WHAT YOU SHOULD DO: Provide the data again in its entirety, exactly as given.

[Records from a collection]

════

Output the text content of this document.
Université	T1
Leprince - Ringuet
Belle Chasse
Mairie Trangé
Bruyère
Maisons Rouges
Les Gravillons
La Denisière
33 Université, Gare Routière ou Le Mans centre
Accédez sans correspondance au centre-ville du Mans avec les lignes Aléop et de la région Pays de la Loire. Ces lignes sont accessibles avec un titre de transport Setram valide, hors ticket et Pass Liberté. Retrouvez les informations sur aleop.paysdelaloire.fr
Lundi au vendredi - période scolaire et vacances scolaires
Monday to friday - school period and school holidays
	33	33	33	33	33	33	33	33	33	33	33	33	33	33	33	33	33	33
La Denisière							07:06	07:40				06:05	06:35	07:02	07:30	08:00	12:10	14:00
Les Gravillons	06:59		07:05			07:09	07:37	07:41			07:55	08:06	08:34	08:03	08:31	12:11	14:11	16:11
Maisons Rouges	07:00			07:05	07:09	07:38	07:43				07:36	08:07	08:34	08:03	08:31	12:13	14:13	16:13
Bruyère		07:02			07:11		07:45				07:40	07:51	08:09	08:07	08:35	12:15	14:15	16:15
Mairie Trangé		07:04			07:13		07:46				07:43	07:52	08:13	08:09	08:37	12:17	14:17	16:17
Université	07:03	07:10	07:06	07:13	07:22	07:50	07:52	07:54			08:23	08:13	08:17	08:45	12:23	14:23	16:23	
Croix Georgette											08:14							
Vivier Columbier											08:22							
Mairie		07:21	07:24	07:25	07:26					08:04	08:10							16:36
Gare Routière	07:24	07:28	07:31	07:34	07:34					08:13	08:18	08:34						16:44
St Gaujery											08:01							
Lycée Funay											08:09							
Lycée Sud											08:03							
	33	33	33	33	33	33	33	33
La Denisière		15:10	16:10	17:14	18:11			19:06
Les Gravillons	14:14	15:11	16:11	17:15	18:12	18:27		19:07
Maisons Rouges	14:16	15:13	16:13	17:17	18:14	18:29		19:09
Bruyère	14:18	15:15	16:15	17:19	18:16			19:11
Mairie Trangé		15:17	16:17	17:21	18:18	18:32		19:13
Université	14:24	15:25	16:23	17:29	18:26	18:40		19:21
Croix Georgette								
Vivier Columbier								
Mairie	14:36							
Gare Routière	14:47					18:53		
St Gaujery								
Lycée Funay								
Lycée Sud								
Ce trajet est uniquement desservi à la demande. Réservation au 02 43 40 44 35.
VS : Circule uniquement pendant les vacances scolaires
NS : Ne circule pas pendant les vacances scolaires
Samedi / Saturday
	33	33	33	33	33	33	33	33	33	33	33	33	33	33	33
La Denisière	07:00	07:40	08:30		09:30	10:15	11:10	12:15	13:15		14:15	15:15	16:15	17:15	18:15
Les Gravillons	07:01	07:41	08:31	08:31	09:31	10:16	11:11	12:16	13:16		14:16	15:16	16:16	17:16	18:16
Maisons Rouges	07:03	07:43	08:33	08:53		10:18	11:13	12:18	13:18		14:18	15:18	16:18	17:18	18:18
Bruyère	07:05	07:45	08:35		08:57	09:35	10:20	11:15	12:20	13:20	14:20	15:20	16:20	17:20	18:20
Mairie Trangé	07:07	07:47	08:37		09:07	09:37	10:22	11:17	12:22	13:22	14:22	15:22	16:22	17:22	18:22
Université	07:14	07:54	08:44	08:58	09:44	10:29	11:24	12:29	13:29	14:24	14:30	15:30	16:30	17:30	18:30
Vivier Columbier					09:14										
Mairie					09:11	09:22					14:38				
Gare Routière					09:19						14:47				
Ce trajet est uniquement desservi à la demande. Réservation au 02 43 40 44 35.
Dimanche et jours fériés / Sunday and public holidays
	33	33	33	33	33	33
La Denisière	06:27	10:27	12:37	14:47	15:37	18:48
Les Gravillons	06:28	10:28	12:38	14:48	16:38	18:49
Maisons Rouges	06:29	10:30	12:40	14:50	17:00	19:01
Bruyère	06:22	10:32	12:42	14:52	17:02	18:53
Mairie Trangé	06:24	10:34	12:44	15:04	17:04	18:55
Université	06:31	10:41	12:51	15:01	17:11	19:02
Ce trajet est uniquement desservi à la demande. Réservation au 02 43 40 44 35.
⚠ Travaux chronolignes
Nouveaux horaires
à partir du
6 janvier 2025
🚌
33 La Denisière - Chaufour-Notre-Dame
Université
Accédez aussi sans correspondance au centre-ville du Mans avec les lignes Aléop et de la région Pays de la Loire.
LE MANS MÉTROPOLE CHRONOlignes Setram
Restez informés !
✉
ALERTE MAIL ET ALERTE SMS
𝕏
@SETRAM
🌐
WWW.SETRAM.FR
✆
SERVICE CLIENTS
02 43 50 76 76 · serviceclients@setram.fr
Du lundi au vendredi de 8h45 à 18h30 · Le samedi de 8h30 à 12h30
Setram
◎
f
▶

════

TASK SOLUTION:
Output the text content of this document.
Université	T1
Leprince - Ringuet
Belle Chasse
Mairie Trangé
Bruyère
Maisons Rouges
Les Gravillons
La Denisière
33 Université, Gare Routière ou Le Mans centre
Accédez sans correspondance au centre-ville du Mans avec les lignes Aléop et de la région Pays de la Loire. Ces lignes sont accessibles avec un titre de transport Setram valide, hors ticket et Pass Liberté. Retrouvez les informations sur aleop.paysdelaloire.fr
Lundi au vendredi - période scolaire et vacances scolaires
Monday to friday - school period and school holidays
	33	33	33	33	33	33	33	33	33	33	33	33	33	33	33	33	33	33
La Denisière							07:06	07:40				06:05	06:35	07:02	07:30	08:00	12:10	14:00
Les Gravillons	06:59		07:05			07:09	07:37	07:41			07:55	08:06	08:34	08:03	08:31	12:11	14:11	16:11
Maisons Rouges	07:00			07:05	07:09	07:38	07:43				07:36	08:07	08:34	08:03	08:31	12:13	14:13	16:13
Bruyère		07:02			07:11		07:45				07:40	07:51	08:09	08:07	08:35	12:15	14:15	16:15
Mairie Trangé		07:04			07:13		07:46				07:43	07:52	08:13	08:09	08:37	12:17	14:17	16:17
Université	07:03	07:10	07:06	07:13	07:22	07:50	07:52	07:54			08:23	08:13	08:17	08:45	12:23	14:23	16:23	
Croix Georgette											08:14							
Vivier Columbier											08:22							
Mairie		07:21	07:24	07:25	07:26					08:04	08:10							16:36
Gare Routière	07:24	07:28	07:31	07:34	07:34					08:13	08:18	08:34						16:44
St Gaujery											08:01							
Lycée Funay											08:09							
Lycée Sud											08:03							
	33	33	33	33	33	33	33	33
La Denisière		15:10	16:10	17:14	18:11			19:06
Les Gravillons	14:14	15:11	16:11	17:15	18:12	18:27		19:07
Maisons Rouges	14:16	15:13	16:13	17:17	18:14	18:29		19:09
Bruyère	14:18	15:15	16:15	17:19	18:16			19:11
Mairie Trangé		15:17	16:17	17:21	18:18	18:32		19:13
Université	14:24	15:25	16:23	17:29	18:26	18:40		19:21
Croix Georgette								
Vivier Columbier								
Mairie	14:36							
Gare Routière	14:47					18:53		
St Gaujery								
Lycée Funay								
Lycée Sud								
Ce trajet est uniquement desservi à la demande. Réservation au 02 43 40 44 35.
VS : Circule uniquement pendant les vacances scolaires
NS : Ne circule pas pendant les vacances scolaires
Samedi / Saturday
	33	33	33	33	33	33	33	33	33	33	33	33	33	33	33
La Denisière	07:00	07:40	08:30		09:30	10:15	11:10	12:15	13:15		14:15	15:15	16:15	17:15	18:15
Les Gravillons	07:01	07:41	08:31	08:31	09:31	10:16	11:11	12:16	13:16		14:16	15:16	16:16	17:16	18:16
Maisons Rouges	07:03	07:43	08:33	08:53		10:18	11:13	12:18	13:18		14:18	15:18	16:18	17:18	18:18
Bruyère	07:05	07:45	08:35		08:57	09:35	10:20	11:15	12:20	13:20	14:20	15:20	16:20	17:20	18:20
Mairie Trangé	07:07	07:47	08:37		09:07	09:37	10:22	11:17	12:22	13:22	14:22	15:22	16:22	17:22	18:22
Université	07:14	07:54	08:44	08:58	09:44	10:29	11:24	12:29	13:29	14:24	14:30	15:30	16:30	17:30	18:30
Vivier Columbier					09:14										
Mairie					09:11	09:22					14:38				
Gare Routière					09:19						14:47				
Ce trajet est uniquement desservi à la demande. Réservation au 02 43 40 44 35.
Dimanche et jours fériés / Sunday and public holidays
	33	33	33	33	33	33
La Denisière	06:27	10:27	12:37	14:47	15:37	18:48
Les Gravillons	06:28	10:28	12:38	14:48	16:38	18:49
Maisons Rouges	06:29	10:30	12:40	14:50	17:00	19:01
Bruyère	06:22	10:32	12:42	14:52	17:02	18:53
Mairie Trangé	06:24	10:34	12:44	15:04	17:04	18:55
Université	06:31	10:41	12:51	15:01	17:11	19:02
Ce trajet est uniquement desservi à la demande. Réservation au 02 43 40 44 35.
⚠ Travaux chronolignes
Nouveaux horaires
à partir du
6 janvier 2025
🚌
33 La Denisière - Chaufour-Notre-Dame
Université
Accédez aussi sans correspondance au centre-ville du Mans avec les lignes Aléop et de la région Pays de la Loire.
LE MANS MÉTROPOLE CHRONOlignes Setram
Restez informés !
✉
ALERTE MAIL ET ALERTE SMS
𝕏
@SETRAM
🌐
WWW.SETRAM.FR
✆
SERVICE CLIENTS
02 43 50 76 76 · serviceclients@setram.fr
Du lundi au vendredi de 8h45 à 18h30 · Le samedi de 8h30 à 12h30
Setram
◎
f
▶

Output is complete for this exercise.